### GIVEN REQUEST:
Read the data and repeat it in full, exactly.

++++++++++++++++++++

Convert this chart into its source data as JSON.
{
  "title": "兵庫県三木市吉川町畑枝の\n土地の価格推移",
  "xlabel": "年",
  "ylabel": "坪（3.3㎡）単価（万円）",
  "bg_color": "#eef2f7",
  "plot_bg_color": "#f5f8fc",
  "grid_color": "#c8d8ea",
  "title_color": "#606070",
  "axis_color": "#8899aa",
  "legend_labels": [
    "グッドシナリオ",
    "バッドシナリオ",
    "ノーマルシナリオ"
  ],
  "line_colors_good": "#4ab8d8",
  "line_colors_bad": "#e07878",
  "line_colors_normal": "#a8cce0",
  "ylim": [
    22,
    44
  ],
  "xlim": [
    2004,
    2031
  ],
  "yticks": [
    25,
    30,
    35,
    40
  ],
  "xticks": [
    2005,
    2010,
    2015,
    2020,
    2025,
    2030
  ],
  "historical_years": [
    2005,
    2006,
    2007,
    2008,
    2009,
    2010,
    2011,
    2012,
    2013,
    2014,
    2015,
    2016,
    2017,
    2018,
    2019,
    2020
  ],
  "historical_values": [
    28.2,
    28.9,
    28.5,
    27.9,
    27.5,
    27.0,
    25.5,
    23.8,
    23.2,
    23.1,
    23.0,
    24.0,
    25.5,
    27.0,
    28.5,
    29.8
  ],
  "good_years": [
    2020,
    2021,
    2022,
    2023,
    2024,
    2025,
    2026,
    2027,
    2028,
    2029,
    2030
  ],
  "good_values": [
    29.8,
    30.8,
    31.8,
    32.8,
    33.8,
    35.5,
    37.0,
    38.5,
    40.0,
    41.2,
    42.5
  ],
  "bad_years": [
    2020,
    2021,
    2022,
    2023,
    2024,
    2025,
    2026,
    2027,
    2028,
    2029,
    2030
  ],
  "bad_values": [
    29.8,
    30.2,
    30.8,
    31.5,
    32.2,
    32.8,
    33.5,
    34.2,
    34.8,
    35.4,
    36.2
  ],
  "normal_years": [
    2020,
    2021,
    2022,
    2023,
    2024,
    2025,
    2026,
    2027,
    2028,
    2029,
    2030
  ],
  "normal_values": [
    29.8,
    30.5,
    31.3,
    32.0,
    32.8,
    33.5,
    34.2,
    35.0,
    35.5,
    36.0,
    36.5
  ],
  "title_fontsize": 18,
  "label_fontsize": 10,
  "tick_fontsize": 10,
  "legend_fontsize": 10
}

++++++++++++++++++++

### OUTPUT BELOW:
Convert this chart into its source data as JSON.
{
  "title": "兵庫県三木市吉川町畑枝の\n土地の価格推移",
  "xlabel": "年",
  "ylabel": "坪（3.3㎡）単価（万円）",
  "bg_color": "#eef2f7",
  "plot_bg_color": "#f5f8fc",
  "grid_color": "#c8d8ea",
  "title_color": "#606070",
  "axis_color": "#8899aa",
  "legend_labels": [
    "グッドシナリオ",
    "バッドシナリオ",
    "ノーマルシナリオ"
  ],
  "line_colors_good": "#4ab8d8",
  "line_colors_bad": "#e07878",
  "line_colors_normal": "#a8cce0",
  "ylim": [
    22,
    44
  ],
  "xlim": [
    2004,
    2031
  ],
  "yticks": [
    25,
    30,
    35,
    40
  ],
  "xticks": [
    2005,
    2010,
    2015,
    2020,
    2025,
    2030
  ],
  "historical_years": [
    2005,
    2006,
    2007,
    2008,
    2009,
    2010,
    2011,
    2012,
    2013,
    2014,
    2015,
    2016,
    2017,
    2018,
    2019,
    2020
  ],
  "historical_values": [
    28.2,
    28.9,
    28.5,
    27.9,
    27.5,
    27.0,
    25.5,
    23.8,
    23.2,
    23.1,
    23.0,
    24.0,
    25.5,
    27.0,
    28.5,
    29.8
  ],
  "good_years": [
    2020,
    2021,
    2022,
    2023,
    2024,
    2025,
    2026,
    2027,
    2028,
    2029,
    2030
  ],
  "good_values": [
    29.8,
    30.8,
    31.8,
    32.8,
    33.8,
    35.5,
    37.0,
    38.5,
    40.0,
    41.2,
    42.5
  ],
  "bad_years": [
    2020,
    2021,
    2022,
    2023,
    2024,
    2025,
    2026,
    2027,
    2028,
    2029,
    2030
  ],
  "bad_values": [
    29.8,
    30.2,
    30.8,
    31.5,
    32.2,
    32.8,
    33.5,
    34.2,
    34.8,
    35.4,
    36.2
  ],
  "normal_years": [
    2020,
    2021,
    2022,
    2023,
    2024,
    2025,
    2026,
    2027,
    2028,
    2029,
    2030
  ],
  "normal_values": [
    29.8,
    30.5,
    31.3,
    32.0,
    32.8,
    33.5,
    34.2,
    35.0,
    35.5,
    36.0,
    36.5
  ],
  "title_fontsize": 18,
  "label_fontsize": 10,
  "tick_fontsize": 10,
  "legend_fontsize": 10
}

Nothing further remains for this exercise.